[Excerpt from a dataset]
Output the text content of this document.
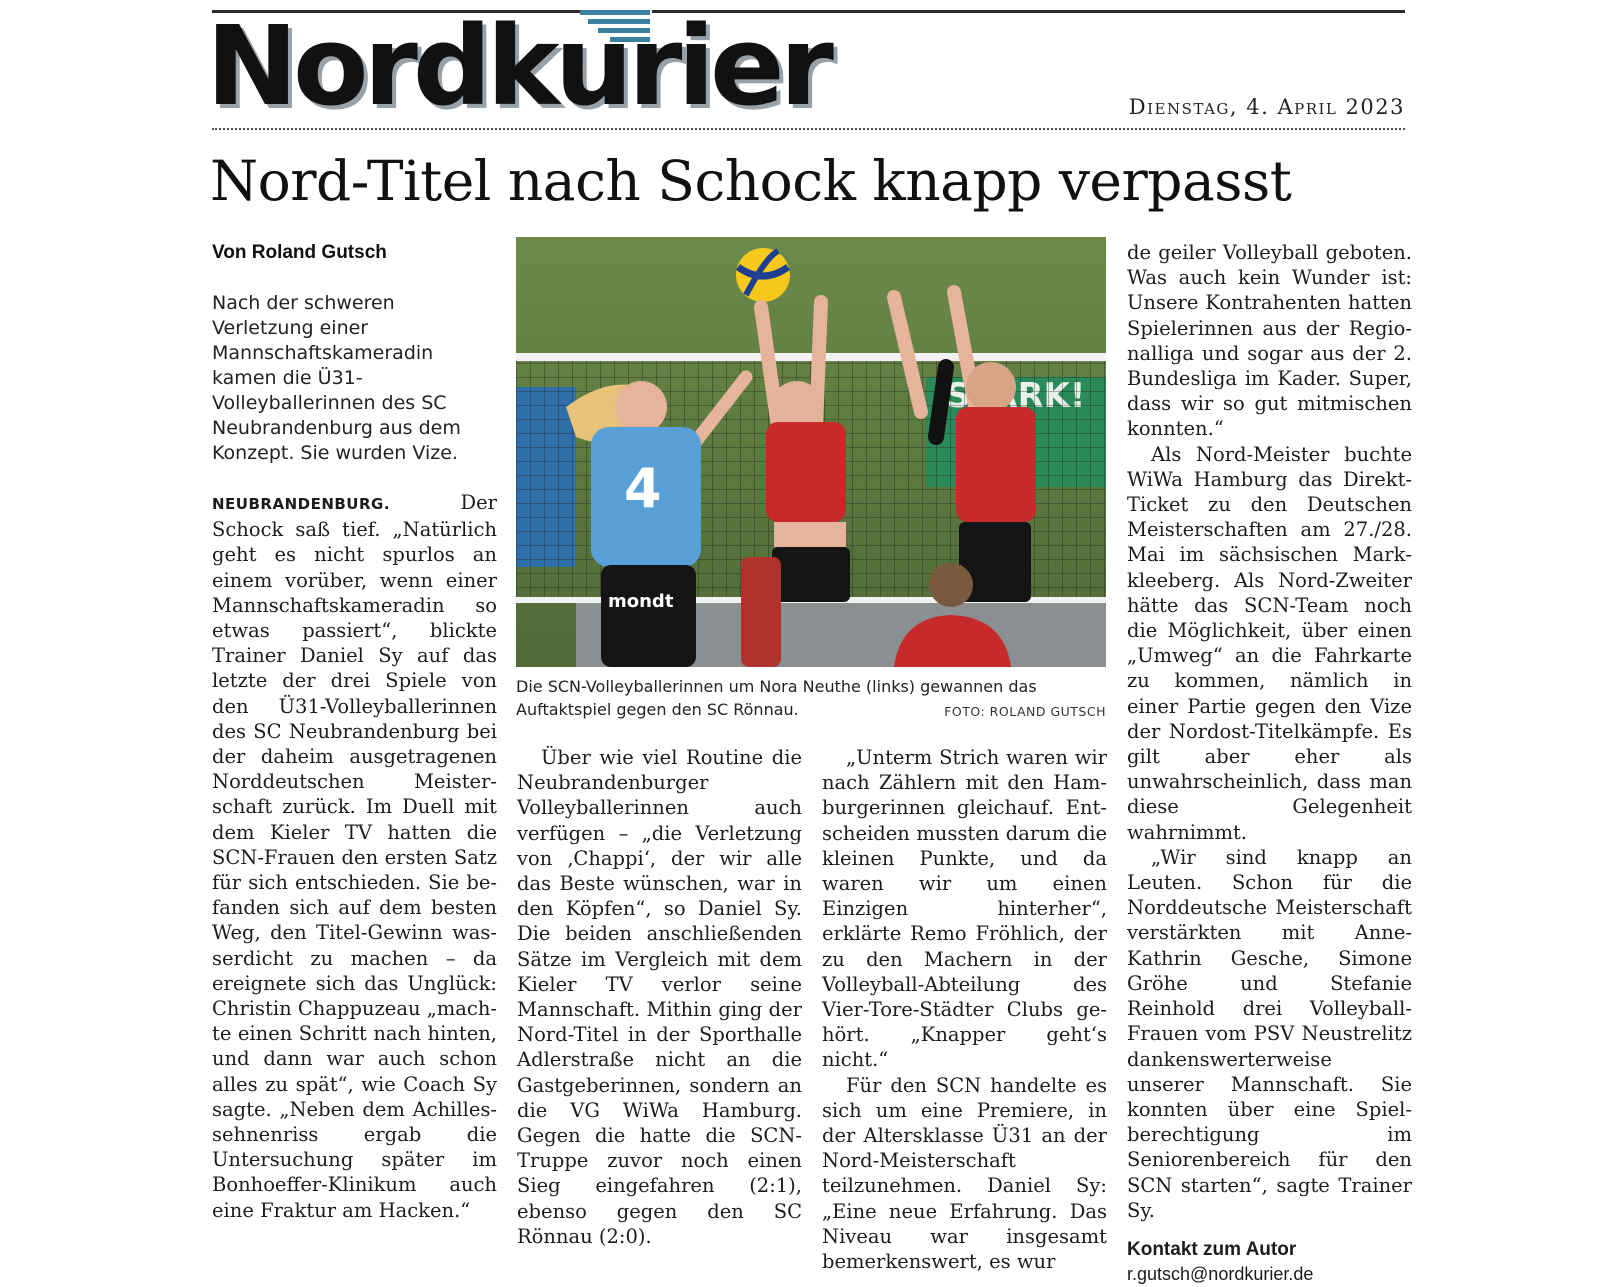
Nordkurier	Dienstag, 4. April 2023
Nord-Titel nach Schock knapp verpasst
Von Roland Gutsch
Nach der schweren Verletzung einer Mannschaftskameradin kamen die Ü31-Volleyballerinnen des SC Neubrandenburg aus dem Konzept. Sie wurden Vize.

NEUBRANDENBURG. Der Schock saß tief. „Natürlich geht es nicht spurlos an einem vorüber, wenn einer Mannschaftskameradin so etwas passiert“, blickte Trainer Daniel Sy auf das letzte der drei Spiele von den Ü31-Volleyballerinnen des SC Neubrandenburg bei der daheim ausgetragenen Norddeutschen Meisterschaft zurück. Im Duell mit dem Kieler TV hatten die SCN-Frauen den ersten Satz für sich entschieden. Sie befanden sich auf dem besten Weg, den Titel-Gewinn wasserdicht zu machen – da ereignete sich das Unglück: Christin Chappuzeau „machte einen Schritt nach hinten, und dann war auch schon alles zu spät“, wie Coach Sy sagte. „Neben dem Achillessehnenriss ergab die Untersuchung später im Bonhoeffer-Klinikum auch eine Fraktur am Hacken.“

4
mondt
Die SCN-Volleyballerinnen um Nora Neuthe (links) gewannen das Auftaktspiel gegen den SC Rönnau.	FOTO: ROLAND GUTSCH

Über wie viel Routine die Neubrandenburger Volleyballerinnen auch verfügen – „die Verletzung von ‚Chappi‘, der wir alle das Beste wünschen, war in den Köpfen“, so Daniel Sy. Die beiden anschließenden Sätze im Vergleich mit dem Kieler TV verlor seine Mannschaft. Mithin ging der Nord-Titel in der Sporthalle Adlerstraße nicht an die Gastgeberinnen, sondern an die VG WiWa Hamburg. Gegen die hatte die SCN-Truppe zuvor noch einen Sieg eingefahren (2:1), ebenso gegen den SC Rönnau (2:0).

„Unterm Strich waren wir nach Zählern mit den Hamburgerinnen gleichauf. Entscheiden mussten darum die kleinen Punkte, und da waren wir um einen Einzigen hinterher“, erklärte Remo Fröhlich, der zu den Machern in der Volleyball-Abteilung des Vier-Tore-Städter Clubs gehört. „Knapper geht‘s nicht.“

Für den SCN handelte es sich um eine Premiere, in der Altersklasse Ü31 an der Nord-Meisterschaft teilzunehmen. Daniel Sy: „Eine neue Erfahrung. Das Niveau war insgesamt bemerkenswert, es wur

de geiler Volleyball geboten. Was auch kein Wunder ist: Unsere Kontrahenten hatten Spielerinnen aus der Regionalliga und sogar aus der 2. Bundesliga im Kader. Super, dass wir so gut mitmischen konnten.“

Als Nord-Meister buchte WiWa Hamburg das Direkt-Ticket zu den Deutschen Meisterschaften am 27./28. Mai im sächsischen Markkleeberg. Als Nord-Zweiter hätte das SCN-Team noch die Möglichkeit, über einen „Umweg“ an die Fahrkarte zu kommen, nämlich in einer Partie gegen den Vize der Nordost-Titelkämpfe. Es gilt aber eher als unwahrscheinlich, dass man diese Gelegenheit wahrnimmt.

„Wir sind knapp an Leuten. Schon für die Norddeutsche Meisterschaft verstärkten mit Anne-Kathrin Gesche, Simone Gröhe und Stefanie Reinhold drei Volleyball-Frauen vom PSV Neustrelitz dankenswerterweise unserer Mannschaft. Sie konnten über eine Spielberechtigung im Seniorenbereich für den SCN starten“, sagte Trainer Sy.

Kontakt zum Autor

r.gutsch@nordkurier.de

--

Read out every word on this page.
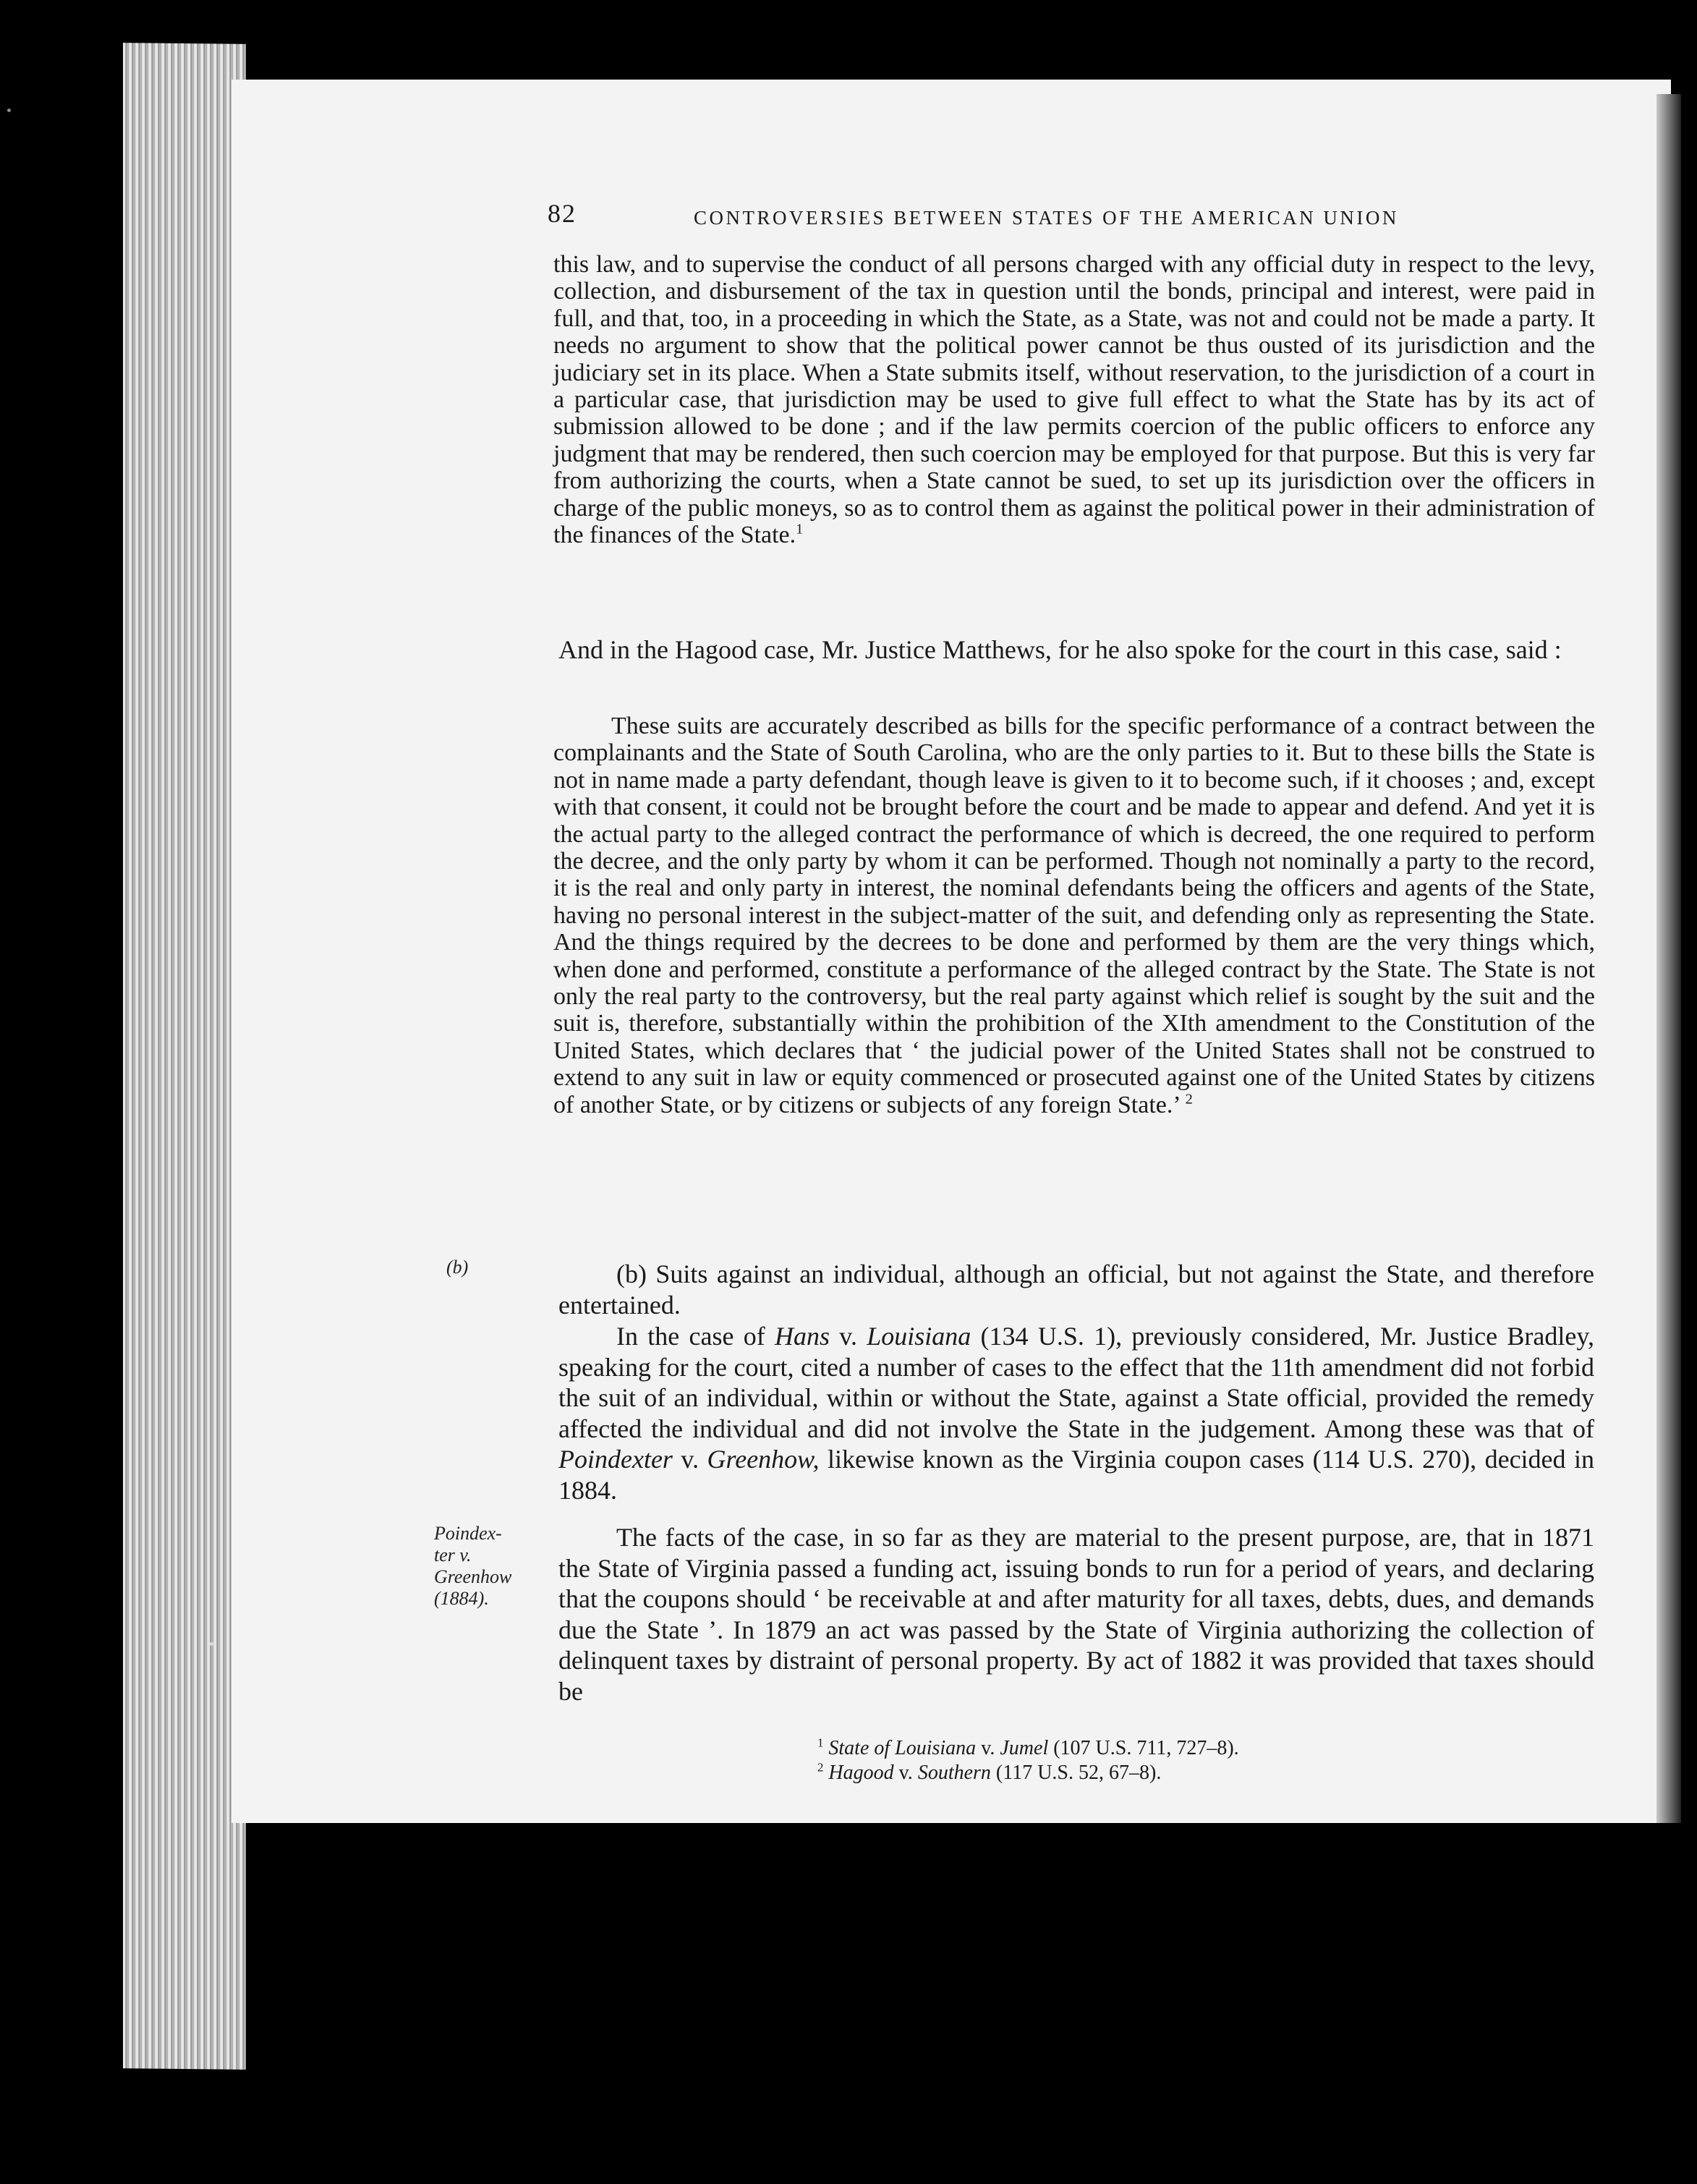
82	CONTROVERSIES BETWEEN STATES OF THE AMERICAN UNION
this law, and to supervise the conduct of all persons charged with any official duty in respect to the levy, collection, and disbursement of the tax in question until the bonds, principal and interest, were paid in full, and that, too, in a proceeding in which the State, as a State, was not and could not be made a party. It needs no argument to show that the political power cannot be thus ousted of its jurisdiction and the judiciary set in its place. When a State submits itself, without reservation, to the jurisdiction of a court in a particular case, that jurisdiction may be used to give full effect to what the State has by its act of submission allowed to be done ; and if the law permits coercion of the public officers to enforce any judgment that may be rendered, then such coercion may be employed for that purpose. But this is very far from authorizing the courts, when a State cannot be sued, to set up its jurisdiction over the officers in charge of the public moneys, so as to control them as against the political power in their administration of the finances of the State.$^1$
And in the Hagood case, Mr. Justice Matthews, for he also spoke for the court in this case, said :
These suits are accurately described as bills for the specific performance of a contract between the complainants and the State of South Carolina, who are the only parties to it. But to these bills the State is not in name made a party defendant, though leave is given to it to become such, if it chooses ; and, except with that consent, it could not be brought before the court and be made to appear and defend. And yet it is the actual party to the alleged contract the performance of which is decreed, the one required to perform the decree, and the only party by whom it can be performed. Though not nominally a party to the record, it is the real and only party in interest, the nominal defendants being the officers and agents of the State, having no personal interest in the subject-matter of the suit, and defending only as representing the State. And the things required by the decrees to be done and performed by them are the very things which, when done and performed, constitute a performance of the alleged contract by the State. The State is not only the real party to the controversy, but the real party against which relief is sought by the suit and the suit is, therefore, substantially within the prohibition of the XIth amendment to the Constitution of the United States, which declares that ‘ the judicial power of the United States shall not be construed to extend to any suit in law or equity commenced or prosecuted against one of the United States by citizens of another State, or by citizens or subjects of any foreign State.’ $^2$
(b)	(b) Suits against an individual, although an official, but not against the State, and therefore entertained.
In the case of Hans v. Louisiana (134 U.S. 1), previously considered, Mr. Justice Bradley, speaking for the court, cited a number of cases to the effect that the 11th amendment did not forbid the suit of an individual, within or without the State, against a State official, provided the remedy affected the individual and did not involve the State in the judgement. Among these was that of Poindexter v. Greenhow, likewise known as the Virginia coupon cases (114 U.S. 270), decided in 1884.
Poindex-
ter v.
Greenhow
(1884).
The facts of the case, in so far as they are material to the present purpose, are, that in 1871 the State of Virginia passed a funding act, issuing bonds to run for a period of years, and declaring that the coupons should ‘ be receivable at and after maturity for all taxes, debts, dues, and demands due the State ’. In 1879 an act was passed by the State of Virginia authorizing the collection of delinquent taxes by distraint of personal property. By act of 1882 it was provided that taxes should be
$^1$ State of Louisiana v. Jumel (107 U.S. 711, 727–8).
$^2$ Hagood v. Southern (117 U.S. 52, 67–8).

§ **Instructions for the task**
From the listing, copy every line where the string "Hagood" appears.

§ **Answer**
And in the Hagood case, Mr. Justice Matthews, for he also spoke for the court in this case, said :
$^2$ Hagood v. Southern (117 U.S. 52, 67–8).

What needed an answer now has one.